La Belgique a pris des mesures inédites pour préparer sa population à une catastrophe climatique, ou à un éventuel conflit armé. Le Centre de crise National a demandé à sa population de se munir d’un kit de survie.
Pour «se préparer au choc», les autorités belges ont demandé cette semaine à la population d'avoir sous la main à la maison un «kit d'urgence» permettant de survivre pendant trois jours. Il s'agit de s'adapter tant au «contexte international instable» qu'à un risque de catastrophe naturelle liée au changement climatique, a expliqué le ministre de l'Intérieur, Bernard Quintin.
L’objectif est qu'un maximum de personnes puisse être autonome pendant les premières heures de la crise. Cela permettrait aux services de secours de se concentrer sur les citoyens les plus vulnérables en cas d’imprévu.
un kit d'urgence, un autre pour rester à la maison
La Belgique répond ainsi à une exigence de la Commission européenne dans le cadre de sa stratégie «Préparation 2030», dévoilée l'an dernier, sur fond de menace russe. La commissaire européenne chargée des situations de crise, Hadja Lahbib, a salué sur le réseau X l'initiative de la Belgique.
◇ ◇ ◇ ◇
TÂCHES À RÉALISER:
[A] Transcrivez fidèlement le passage du texte sur le kit d'urgence belge qui va de «un kit d'urgence, un» jusqu'à «de la Belgique.».
[B] Reprenez le texte sur le kit d'urgence demandé par les autorités belges et poursuivez-le à la suite de sa dernière phrase.

(Données de reconnaissance de la structure des documents)
◇ ◇ ◇ ◇
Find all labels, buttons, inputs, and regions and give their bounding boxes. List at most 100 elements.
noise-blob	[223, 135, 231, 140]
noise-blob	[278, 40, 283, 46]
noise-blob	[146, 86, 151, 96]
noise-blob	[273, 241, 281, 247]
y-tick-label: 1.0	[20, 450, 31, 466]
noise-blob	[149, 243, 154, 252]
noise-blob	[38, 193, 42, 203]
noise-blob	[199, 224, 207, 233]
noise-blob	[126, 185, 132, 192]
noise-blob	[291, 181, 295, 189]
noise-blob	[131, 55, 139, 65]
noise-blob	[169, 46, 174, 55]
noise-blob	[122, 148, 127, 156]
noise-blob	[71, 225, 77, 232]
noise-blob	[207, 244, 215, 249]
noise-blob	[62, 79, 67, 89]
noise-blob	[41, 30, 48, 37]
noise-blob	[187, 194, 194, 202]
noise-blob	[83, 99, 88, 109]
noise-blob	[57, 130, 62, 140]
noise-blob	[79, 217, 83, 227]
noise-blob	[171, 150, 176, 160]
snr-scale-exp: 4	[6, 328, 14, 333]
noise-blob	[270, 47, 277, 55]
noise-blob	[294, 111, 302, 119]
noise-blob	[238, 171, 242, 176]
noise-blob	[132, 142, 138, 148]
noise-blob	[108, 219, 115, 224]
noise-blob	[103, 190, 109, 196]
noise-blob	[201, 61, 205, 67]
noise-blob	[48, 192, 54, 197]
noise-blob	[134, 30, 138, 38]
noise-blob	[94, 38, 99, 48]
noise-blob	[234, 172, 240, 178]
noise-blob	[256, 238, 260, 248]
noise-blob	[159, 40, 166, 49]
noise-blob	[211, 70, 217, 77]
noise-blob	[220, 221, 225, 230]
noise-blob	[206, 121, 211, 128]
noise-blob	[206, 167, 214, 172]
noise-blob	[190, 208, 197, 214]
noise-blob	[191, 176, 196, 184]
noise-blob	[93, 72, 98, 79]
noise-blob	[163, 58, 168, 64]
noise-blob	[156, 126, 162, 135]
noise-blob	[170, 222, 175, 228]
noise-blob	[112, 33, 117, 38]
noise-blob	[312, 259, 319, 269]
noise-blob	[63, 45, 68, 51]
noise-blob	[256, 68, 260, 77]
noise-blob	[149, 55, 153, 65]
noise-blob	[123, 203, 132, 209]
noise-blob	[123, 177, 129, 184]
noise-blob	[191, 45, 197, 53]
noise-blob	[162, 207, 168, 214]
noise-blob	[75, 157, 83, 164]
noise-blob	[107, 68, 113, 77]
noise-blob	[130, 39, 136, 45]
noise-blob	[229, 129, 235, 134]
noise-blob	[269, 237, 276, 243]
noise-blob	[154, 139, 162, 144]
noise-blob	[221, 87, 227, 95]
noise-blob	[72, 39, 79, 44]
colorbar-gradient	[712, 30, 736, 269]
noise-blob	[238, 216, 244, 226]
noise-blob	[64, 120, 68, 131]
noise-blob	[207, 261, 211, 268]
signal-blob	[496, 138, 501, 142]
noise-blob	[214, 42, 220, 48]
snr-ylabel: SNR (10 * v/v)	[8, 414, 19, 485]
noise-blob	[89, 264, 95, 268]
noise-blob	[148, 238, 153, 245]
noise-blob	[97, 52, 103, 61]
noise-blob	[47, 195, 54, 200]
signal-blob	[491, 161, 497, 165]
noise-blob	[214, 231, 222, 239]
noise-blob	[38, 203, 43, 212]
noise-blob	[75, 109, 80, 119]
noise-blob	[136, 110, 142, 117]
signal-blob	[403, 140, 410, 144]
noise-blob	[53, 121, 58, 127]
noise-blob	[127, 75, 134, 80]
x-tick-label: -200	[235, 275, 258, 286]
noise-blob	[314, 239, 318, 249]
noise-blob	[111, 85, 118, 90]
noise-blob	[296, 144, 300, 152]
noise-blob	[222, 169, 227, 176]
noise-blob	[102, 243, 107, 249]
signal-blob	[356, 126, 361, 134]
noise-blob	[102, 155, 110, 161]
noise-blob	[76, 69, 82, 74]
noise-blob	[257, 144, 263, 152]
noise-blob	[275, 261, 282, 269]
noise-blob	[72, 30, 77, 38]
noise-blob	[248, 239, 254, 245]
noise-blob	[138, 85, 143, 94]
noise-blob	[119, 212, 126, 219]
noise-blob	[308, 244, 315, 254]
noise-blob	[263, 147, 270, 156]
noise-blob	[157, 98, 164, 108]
◇ ◇ ◇ ◇
RÉPONSES DANS L'ORDRE:
[A]
un kit d'urgence, un autre pour rester à la maison
La Belgique répond ainsi à une exigence de la Commission européenne dans le cadre de sa stratégie «Préparation 2030», dévoilée l'an dernier, sur fond de menace russe. La commissaire européenne chargée des situations de crise, Hadja Lahbib, a salué sur le réseau X l'initiative de la Belgique.

[B]
Concrètement, il est demandé que le kit d'urgence puisse être emporté dans un sac à dos en cas d'appel à évacuer, et doit contenir les principaux papiers d'identité, les produits d'hygiène et de secours de base. Il est recommandé de rajouter un chargeur de téléphone, une batterie externe, un couteau suisse et un sifflet pour signaler sa présence aux secours. Il est important aussi de prévoir au moins un litre d'eau par personne, des biscuits, un stylo-bille et du papier.
Un autre kit plus complet peut être gardé à la maison, pour le scénario d'une mise à l'abri, potentiellement sans électricité, ni eau, ni accès internet. Il est conseillé de prévoir une radio.
La campagne d'information, baptisée «Prêts. Ensemble» est pilotée par le Centre de crise national, l'organisme fédéral chargé de coordonner les secours en cas de situation d'urgence, et prévue sur quatre ans. Toutes les recommandations sont listées sur son site.
«La question n'est pas de faire peur, mais de ne pas se mettre la tête dans le sable», a affirmé Bernard Quintin à la radio publique francophone RTBF. Il a évoqué la situation géopolitique actuelle, et a rappelé que la Belgique avait été frappée à l'été 2021 par des inondations «liées au changement climatique» ayant causé une quarantaine de morts.